SHORT PROBLEM = What follows is a block of records; restate each one word for word.

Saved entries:
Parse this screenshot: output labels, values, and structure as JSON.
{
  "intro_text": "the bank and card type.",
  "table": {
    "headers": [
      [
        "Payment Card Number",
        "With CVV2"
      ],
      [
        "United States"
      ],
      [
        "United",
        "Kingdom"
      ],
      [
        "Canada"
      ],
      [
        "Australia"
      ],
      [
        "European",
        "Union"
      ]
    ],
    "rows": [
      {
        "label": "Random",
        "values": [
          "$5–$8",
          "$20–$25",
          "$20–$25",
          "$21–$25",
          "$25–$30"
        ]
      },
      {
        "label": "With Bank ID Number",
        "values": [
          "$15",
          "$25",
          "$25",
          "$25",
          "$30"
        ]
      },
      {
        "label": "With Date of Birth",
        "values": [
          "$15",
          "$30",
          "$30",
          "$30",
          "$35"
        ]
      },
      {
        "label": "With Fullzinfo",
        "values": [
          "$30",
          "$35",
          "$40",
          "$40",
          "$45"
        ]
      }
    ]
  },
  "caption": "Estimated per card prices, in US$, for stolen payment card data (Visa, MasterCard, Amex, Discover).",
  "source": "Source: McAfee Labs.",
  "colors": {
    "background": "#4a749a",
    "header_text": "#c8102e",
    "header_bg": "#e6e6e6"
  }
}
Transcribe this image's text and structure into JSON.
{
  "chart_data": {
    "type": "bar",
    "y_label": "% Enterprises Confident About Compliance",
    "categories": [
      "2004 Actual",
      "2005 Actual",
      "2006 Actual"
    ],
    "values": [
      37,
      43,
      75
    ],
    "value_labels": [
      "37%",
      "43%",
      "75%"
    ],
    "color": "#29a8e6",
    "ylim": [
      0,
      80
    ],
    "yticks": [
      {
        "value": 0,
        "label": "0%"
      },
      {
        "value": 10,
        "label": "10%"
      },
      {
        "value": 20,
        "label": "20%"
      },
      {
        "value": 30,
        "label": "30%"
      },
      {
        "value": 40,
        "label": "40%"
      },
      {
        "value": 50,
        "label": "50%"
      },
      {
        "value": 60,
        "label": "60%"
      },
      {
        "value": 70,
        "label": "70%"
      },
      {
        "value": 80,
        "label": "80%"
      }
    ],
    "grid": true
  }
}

COMPLETED EXERCISE =
Parse this screenshot: output labels, values, and structure as JSON.
{
  "intro_text": "the bank and card type.",
  "table": {
    "headers": [
      [
        "Payment Card Number",
        "With CVV2"
      ],
      [
        "United States"
      ],
      [
        "United",
        "Kingdom"
      ],
      [
        "Canada"
      ],
      [
        "Australia"
      ],
      [
        "European",
        "Union"
      ]
    ],
    "rows": [
      {
        "label": "Random",
        "values": [
          "$5–$8",
          "$20–$25",
          "$20–$25",
          "$21–$25",
          "$25–$30"
        ]
      },
      {
        "label": "With Bank ID Number",
        "values": [
          "$15",
          "$25",
          "$25",
          "$25",
          "$30"
        ]
      },
      {
        "label": "With Date of Birth",
        "values": [
          "$15",
          "$30",
          "$30",
          "$30",
          "$35"
        ]
      },
      {
        "label": "With Fullzinfo",
        "values": [
          "$30",
          "$35",
          "$40",
          "$40",
          "$45"
        ]
      }
    ]
  },
  "caption": "Estimated per card prices, in US$, for stolen payment card data (Visa, MasterCard, Amex, Discover).",
  "source": "Source: McAfee Labs.",
  "colors": {
    "background": "#4a749a",
    "header_text": "#c8102e",
    "header_bg": "#e6e6e6"
  }
}
Transcribe this image's text and structure into JSON.
{
  "chart_data": {
    "type": "bar",
    "y_label": "% Enterprises Confident About Compliance",
    "categories": [
      "2004 Actual",
      "2005 Actual",
      "2006 Actual"
    ],
    "values": [
      37,
      43,
      75
    ],
    "value_labels": [
      "37%",
      "43%",
      "75%"
    ],
    "color": "#29a8e6",
    "ylim": [
      0,
      80
    ],
    "yticks": [
      {
        "value": 0,
        "label": "0%"
      },
      {
        "value": 10,
        "label": "10%"
      },
      {
        "value": 20,
        "label": "20%"
      },
      {
        "value": 30,
        "label": "30%"
      },
      {
        "value": 40,
        "label": "40%"
      },
      {
        "value": 50,
        "label": "50%"
      },
      {
        "value": 60,
        "label": "60%"
      },
      {
        "value": 70,
        "label": "70%"
      },
      {
        "value": 80,
        "label": "80%"
      }
    ],
    "grid": true
  }
}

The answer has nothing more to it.